Continue the passage on fuel spray from the injection valve's nozzle holes, picking up after its final sentence.
══ GIVEN TEXT ══
FIG. 4 shows a definition of a spray angle of the fuel spray injected from the fuel injection valve. The fuel spray from the fuel injection valve shown on the left side of FIG. 4 indicates a status where the fuel spray injected from the fuel injection valve 1 is formed with two directional sprays 18 a and 18 b (viewed from an extension line of a line B-B in FIG. 3). The directionalities of the two directional sprays correspond to the two fuel injection directions shown in FIG. 3. The spray 18 a is formed with the group of the nozzle holes 7 a and 7 b, 7 c and 7 d, and 9 a and 9 b in the left half nozzle plate region to the drawing sheet surface with reference to the line B-B in FIG. 3. The spray 18 b is similarly formed with the group of the nozzle holes 8 a and 8 b, 8 c and 8 d, and 10 a and 10 b in the right half nozzle plate region to the drawing sheet surface. The fuel spray from the fuel injection valve shown on the right side of FIG. 4 is viewed from an extension line of a line A-A orthogonal to the line B-B in FIG. 3.
The spray angle of the two directional sprays is defined as follows (one example). That is, θ1 is defined as an angle formed between centers of the two sprays 18 a and 18 b, which is observed from a direction vertical to a plane including the two directions of the two fuel sprays 18 a and 18 b. θ2 is defined as a divergence angle of the respective sprays 18 a and 18 b, which is also observed from the direction vertical to the plane including the two directions of the two fuel sprays 18 a and 18 b. θ3 is defined as a divergence angle of a spray 19, which is observed from the right angle direction with respect to the above-mentioned plane. FIG. 4 shows two directional sprays, however, when only one direction spray is formed, the angle θ1 is not formed but the angles θ2 and θ3 are formed.
FIG. 5 schematically shows the flow of fuel in the vicinity of the fuel nozzle holes and spray pattern in the arrangement status (FIG. 3) of the conventional fuel nozzle holes (diagram observed from arrow diagram along a line B-B cross section in FIG. 3). The arrow in the figure indicates the flow direction of the fuel. The fuel passes through the flow passage formed between the valve element 3 and the conical (tapered) surface of the nozzle body 5 upon valve opening, then flows in space S on an upper surface of the nozzle plate 6, passes through the respective nozzle holes (7 a, 7 b, 7 c, 7 d, 9 a and 9 b), and injected in liquid column shape in external space. The liquid columns injected from the respective nozzle holes collide in the above-described respective pairs to form liquid films (26 a, 26 b and 26 c). The liquid films further spread in the external space by fuel inertia, and when the liquid films spread up to some extent, the ends of them become break-up to form liquid droplets (27 a, 27 b ad 27 c), thus fine atomization of fuel spray can be obtained.
═══
══ PROVIDED INFORMATION ══
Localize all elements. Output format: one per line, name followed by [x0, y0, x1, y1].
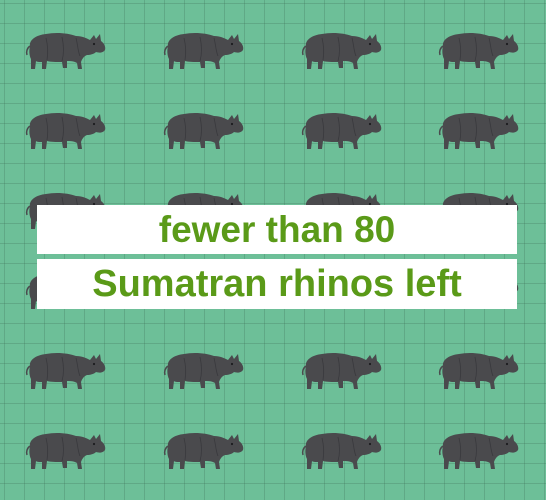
headline-banner-2: Sumatran rhinos left	[37, 259, 517, 309]
rhino-icon	[300, 348, 384, 394]
headline-line-1: fewer than 80	[158, 208, 396, 250]
rhino-icon	[24, 428, 108, 474]
rhino-icon	[162, 108, 246, 154]
rhino-icon	[437, 108, 521, 154]
rhino-icon	[162, 348, 246, 394]
rhino-icon	[300, 28, 384, 74]
rhino-icon	[437, 348, 521, 394]
rhino-icon	[300, 108, 384, 154]
headline-line-2: Sumatran rhinos left	[92, 262, 462, 305]
rhino-icon	[24, 28, 108, 74]
rhino-icon	[437, 28, 521, 74]
rhino-icon	[24, 108, 108, 154]
rhino-icon	[300, 428, 384, 474]
headline-banner-1: fewer than 80	[37, 205, 517, 254]
rhino-icon	[437, 428, 521, 474]
rhino-icon	[162, 428, 246, 474]
rhino-icon	[24, 348, 108, 394]
rhino-icon	[162, 28, 246, 74]
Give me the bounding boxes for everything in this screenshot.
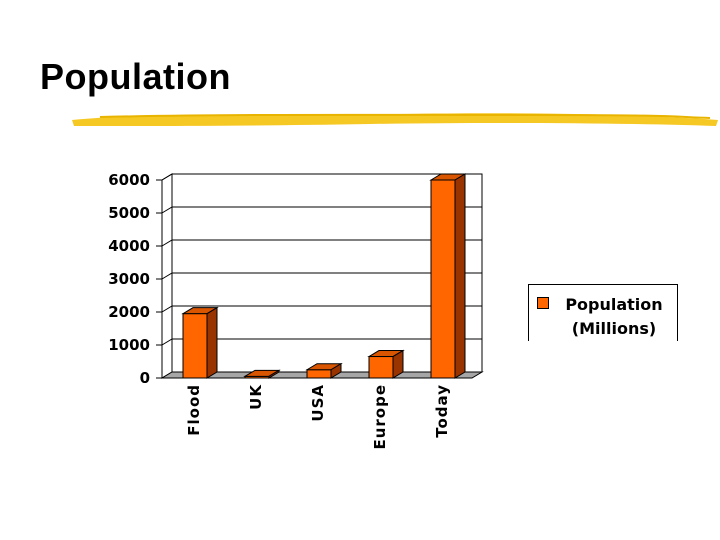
gridline bbox=[161, 173, 482, 181]
y-tick-label: 0 bbox=[140, 369, 150, 387]
y-tick-label: 6000 bbox=[108, 171, 150, 189]
bar-side bbox=[268, 369, 280, 379]
bar-front bbox=[368, 356, 394, 379]
bar-front bbox=[306, 369, 332, 379]
legend-label-line1: Population bbox=[565, 295, 663, 314]
bar bbox=[181, 306, 219, 379]
x-tick-label: USA bbox=[309, 384, 327, 422]
gridline bbox=[161, 206, 482, 214]
bar bbox=[305, 362, 343, 379]
gridline bbox=[161, 338, 482, 346]
bars bbox=[181, 173, 467, 379]
legend-swatch bbox=[537, 297, 549, 309]
x-axis-labels: Flood UK USA Europe Today bbox=[185, 384, 451, 450]
x-tick-label: Europe bbox=[371, 384, 389, 450]
bar-side bbox=[392, 349, 404, 379]
chart-legend: Population (Millions) bbox=[528, 284, 678, 341]
y-tick-label: 3000 bbox=[108, 270, 150, 288]
x-tick-label: UK bbox=[247, 384, 265, 410]
bar-side bbox=[454, 173, 466, 379]
bar bbox=[367, 349, 405, 379]
y-tick-label: 2000 bbox=[108, 303, 150, 321]
chart-axes bbox=[156, 179, 163, 379]
y-tick-label: 1000 bbox=[108, 336, 150, 354]
bar-side bbox=[330, 362, 342, 379]
bar bbox=[243, 369, 281, 379]
title-underline-brush bbox=[72, 113, 718, 126]
gridline bbox=[161, 272, 482, 280]
gridline bbox=[161, 239, 482, 247]
bar-side bbox=[206, 306, 218, 379]
legend-label-line2: (Millions) bbox=[571, 319, 657, 338]
bar-front bbox=[182, 313, 208, 379]
y-tick-label: 4000 bbox=[108, 237, 150, 255]
x-tick-label: Flood bbox=[185, 384, 203, 436]
gridline bbox=[161, 305, 482, 313]
bar bbox=[429, 173, 467, 379]
x-tick-label: Today bbox=[433, 384, 451, 438]
y-axis-ticks: 0 1000 2000 3000 4000 5000 6000 bbox=[108, 171, 150, 387]
slide-title: Population bbox=[40, 56, 231, 97]
y-tick-label: 5000 bbox=[108, 204, 150, 222]
bar-front bbox=[430, 179, 456, 379]
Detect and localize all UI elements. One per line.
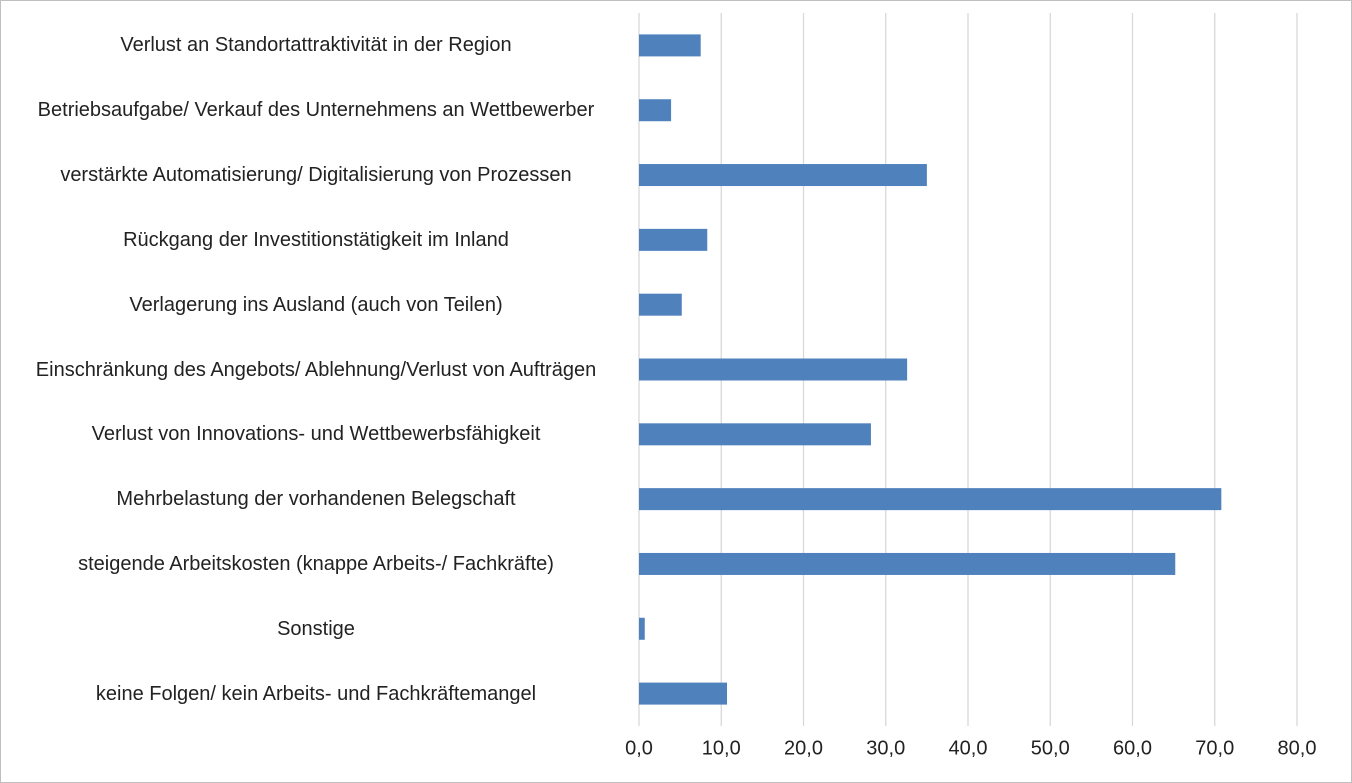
bar: [639, 164, 927, 187]
x-tick-label: 20,0: [784, 737, 823, 759]
bar: [639, 34, 701, 57]
x-tick-label: 10,0: [702, 737, 741, 759]
x-tick-label: 0,0: [625, 737, 653, 759]
y-tick-label: verstärkte Automatisierung/ Digitalisier…: [60, 164, 572, 187]
bar: [639, 358, 908, 381]
bar: [639, 617, 645, 640]
x-tick-label: 30,0: [866, 737, 905, 759]
bar: [639, 293, 682, 316]
x-tick-label: 60,0: [1113, 737, 1152, 759]
y-tick-label: Sonstige: [277, 617, 355, 640]
x-tick-label: 70,0: [1195, 737, 1234, 759]
bar: [639, 99, 672, 122]
y-tick-label: keine Folgen/ kein Arbeits- und Fachkräf…: [95, 682, 537, 705]
y-tick-label: steigende Arbeitskosten (knappe Arbeits-…: [78, 552, 554, 575]
y-tick-label: Verlust von Innovations- und Wettbewerbs…: [91, 423, 541, 446]
x-tick-label: 80,0: [1278, 737, 1317, 759]
bar: [639, 488, 1222, 511]
y-tick-label: Betriebsaufgabe/ Verkauf des Unternehmen…: [37, 99, 595, 122]
x-tick-label: 50,0: [1031, 737, 1070, 759]
bar: [639, 682, 728, 705]
x-tick-label: 40,0: [949, 737, 988, 759]
bar: [639, 423, 871, 446]
bar: [639, 552, 1176, 575]
y-tick-label: Verlagerung ins Ausland (auch von Teilen…: [129, 293, 503, 316]
y-tick-label: Mehrbelastung der vorhandenen Belegschaf…: [116, 488, 516, 511]
bar: [639, 228, 708, 251]
y-tick-label: Einschränkung des Angebots/ Ablehnung/Ve…: [35, 358, 597, 381]
y-tick-label: Verlust an Standortattraktivität in der …: [120, 34, 512, 57]
y-tick-label: Rückgang der Investitionstätigkeit im In…: [123, 228, 509, 251]
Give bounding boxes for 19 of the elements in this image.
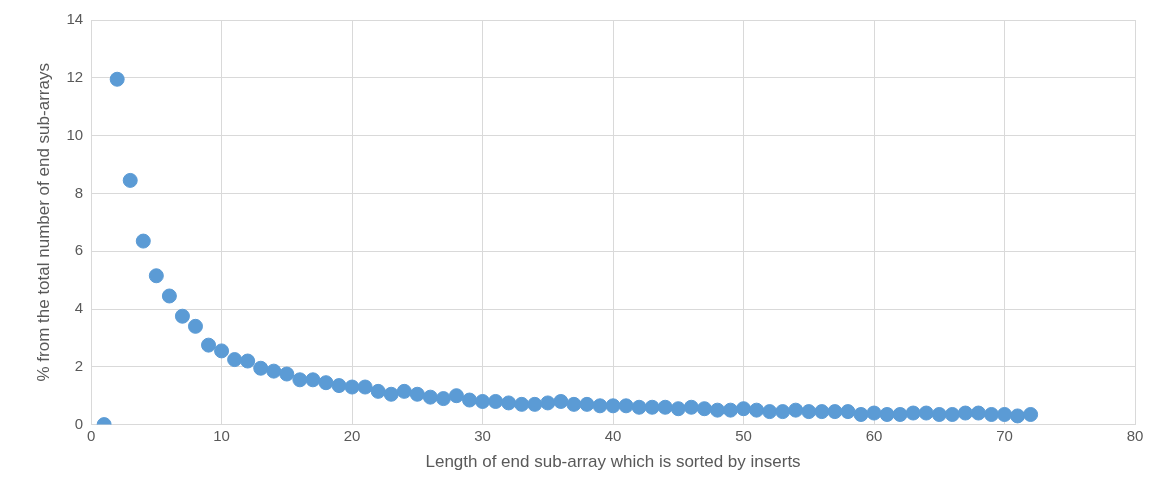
y-tick-label: 12 [66,67,84,85]
y-tick-label: 6 [74,241,84,259]
x-tick-label: 60 [865,426,883,444]
x-tick-label: 20 [343,426,361,444]
y-tick-label: 14 [66,10,84,28]
x-tick-label: 10 [213,426,230,444]
y-axis-title: % from the total number of end sub-arrays [33,63,53,382]
y-tick-label: 4 [74,299,84,317]
x-tick-label: 80 [1126,426,1144,444]
y-tick-label: 10 [66,125,84,143]
y-tick-label: 2 [74,356,84,374]
x-tick-label: 0 [86,426,96,444]
x-axis-title: Length of end sub-array which is sorted by inserts [425,452,801,472]
x-tick-label: 50 [735,426,752,444]
x-tick-label: 30 [474,426,491,444]
y-tick-label: 8 [74,183,84,201]
x-tick-label: 40 [604,426,622,444]
y-tick-label: 0 [74,414,84,432]
x-tick-label: 70 [996,426,1013,444]
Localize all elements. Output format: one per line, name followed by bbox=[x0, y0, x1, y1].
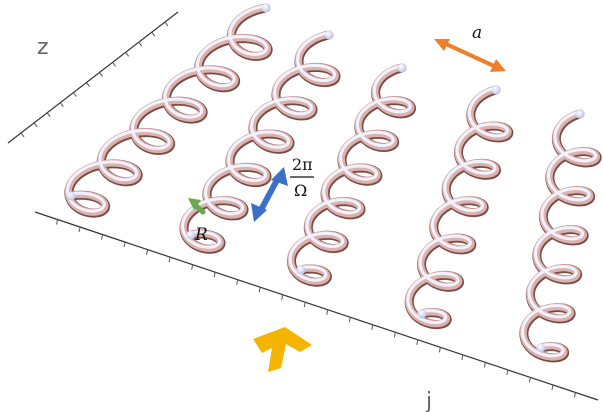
lattice-spacing-arrow bbox=[434, 39, 506, 72]
helix-tube-highlight bbox=[288, 64, 412, 282]
j-axis-tick bbox=[101, 234, 104, 240]
incident-arrow bbox=[253, 327, 312, 372]
z-axis-tick bbox=[72, 92, 77, 97]
z-axis bbox=[7, 11, 179, 144]
j-axis-tick bbox=[461, 354, 464, 360]
j-axis bbox=[34, 211, 599, 401]
j-axis-tick bbox=[236, 279, 239, 285]
z-axis-tick bbox=[138, 41, 143, 47]
j-axis-tick bbox=[483, 362, 486, 368]
helix-end-cap bbox=[491, 85, 501, 95]
j-axis-tick bbox=[438, 347, 441, 353]
z-axis-tick bbox=[151, 31, 156, 37]
pitch-label-numerator: 2π bbox=[292, 155, 313, 174]
j-axis-tick bbox=[78, 226, 81, 233]
helix-tube-highlight bbox=[406, 86, 509, 325]
z-axis-label: z bbox=[37, 35, 49, 60]
j-axis-tick bbox=[191, 264, 194, 270]
j-axis-tick bbox=[506, 369, 509, 376]
helix-end-cap bbox=[397, 63, 407, 73]
helix-end-cap bbox=[324, 30, 334, 40]
j-axis-tick bbox=[146, 249, 149, 255]
j-axis-tick bbox=[551, 384, 554, 391]
z-axis-tick bbox=[112, 62, 117, 67]
helix-array bbox=[64, 3, 602, 363]
j-axis-tick bbox=[528, 377, 531, 383]
j-axis-tick bbox=[573, 392, 576, 398]
z-axis-tick bbox=[33, 122, 38, 128]
j-axis-tick bbox=[258, 287, 261, 293]
helix-end-cap bbox=[296, 265, 306, 275]
pitch-label-denominator: Ω bbox=[294, 181, 307, 200]
helix-end-cap bbox=[66, 191, 76, 201]
z-axis-tick bbox=[125, 52, 130, 57]
j-axis-label: j bbox=[425, 389, 432, 412]
j-axis-tick bbox=[213, 272, 216, 278]
j-axis-tick bbox=[281, 294, 284, 300]
j-axis-tick bbox=[348, 317, 351, 323]
pitch-arrow bbox=[251, 167, 288, 222]
helix-tube-highlight bbox=[181, 31, 337, 249]
z-axis-tick bbox=[99, 72, 103, 77]
helix bbox=[404, 85, 514, 330]
radius-arrow bbox=[188, 198, 206, 215]
lattice-spacing-label: a bbox=[472, 23, 482, 43]
j-axis-tick bbox=[303, 302, 306, 308]
j-axis-tick bbox=[56, 219, 59, 225]
helix-end-cap bbox=[575, 109, 585, 119]
j-axis-tick bbox=[326, 309, 329, 315]
helix-tube-highlight bbox=[521, 110, 598, 358]
helix-end-cap bbox=[417, 309, 427, 319]
j-axis-tick bbox=[168, 257, 171, 263]
j-axis-tick bbox=[123, 241, 126, 248]
z-axis-tick bbox=[46, 112, 51, 118]
radius-label: R bbox=[194, 225, 208, 245]
helix-end-cap bbox=[186, 230, 196, 240]
helix bbox=[64, 3, 273, 218]
helix-end-cap bbox=[536, 343, 546, 353]
helix bbox=[287, 63, 416, 287]
z-axis-tick bbox=[20, 132, 25, 138]
helix-tube-highlight bbox=[66, 4, 269, 213]
j-axis-tick bbox=[416, 339, 419, 345]
helix bbox=[519, 109, 602, 363]
helix-end-cap bbox=[261, 3, 271, 13]
j-axis-tick bbox=[371, 324, 374, 330]
z-axis-tick bbox=[59, 102, 64, 107]
j-axis-tick bbox=[393, 332, 396, 338]
z-axis-tick bbox=[86, 82, 90, 87]
z-axis-tick bbox=[164, 21, 169, 27]
helix bbox=[179, 30, 341, 254]
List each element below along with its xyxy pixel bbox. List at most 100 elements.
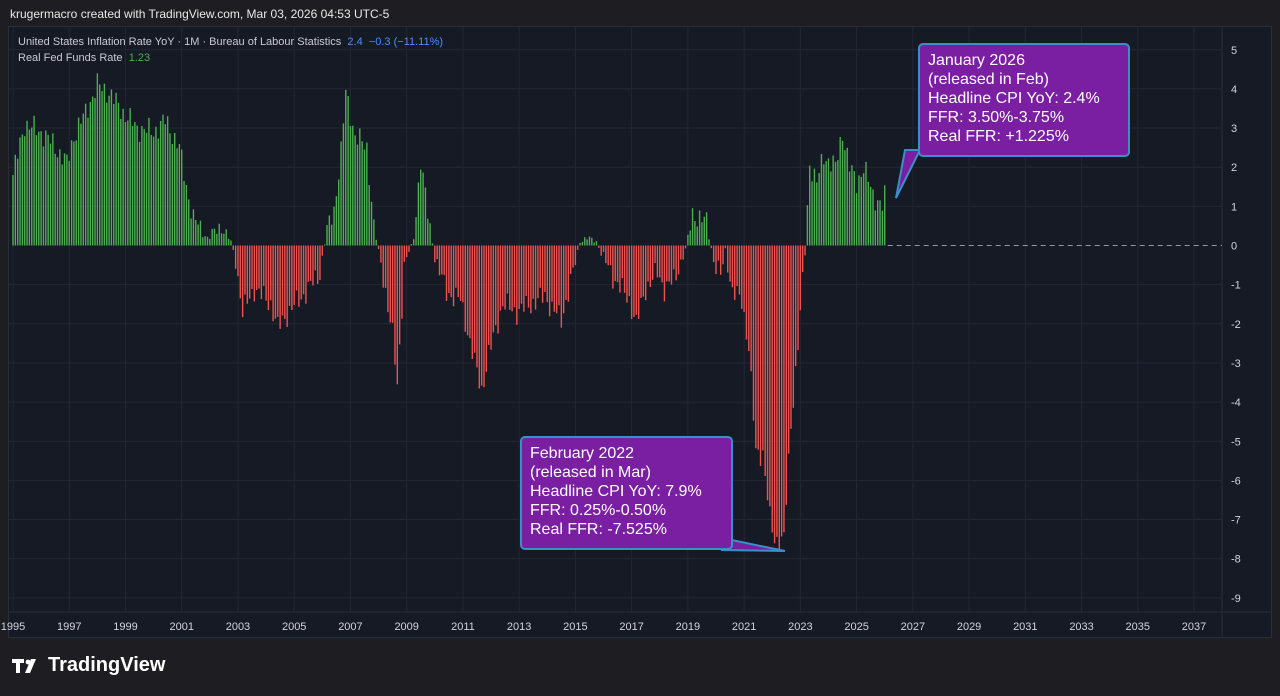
═══
§ **TASK RESULT**
FIG. 6 is a diagram showing the central spray 26 b among the sprays in FIG. 5 observed from the left (arrow R direction). The figure corresponds with the diagram viewed in the A-A cross section in FIG. 3. The fuel liquid column injected from the nozzle hole 9 b collides with a liquid column injected from the nozzle hole 9 a in the behind side (not shown) to form the liquid film 26 b. The liquid film further spreads in the space, and when it spreads up to some extent, its end becomes break-up in thread-like shape pieces, and the thread-like liquid film pieces further becomes break-up in fine pieces, thus liquid droplets 27 b are formed.
FIG. 7 shows an arrangement of fuel nozzle holes according to the embodiment 1 of the present invention. FIG. 7 shows a left half of a region corresponding with the projection area of the fuel through holes 11 of the nozzle plate 6. Although the arrangement of fuel nozzle holes in the right half region is omitted in the figure, it is symmetric with respect to the left half region. The arrangement of the fuel nozzle holes corresponds with the conventional arrangement in FIG. 3.
In the present embodiment, a step height 33 a is provided on the top surface of the nozzle plate 6, accordingly, planes having a difference in height is formed in the top surface of the nozzle plate, in which a higher (upper step side) surface is referred to as a projection portion 35 a, and a lower (lower step side) surface is referred to as a depression portion 34 a.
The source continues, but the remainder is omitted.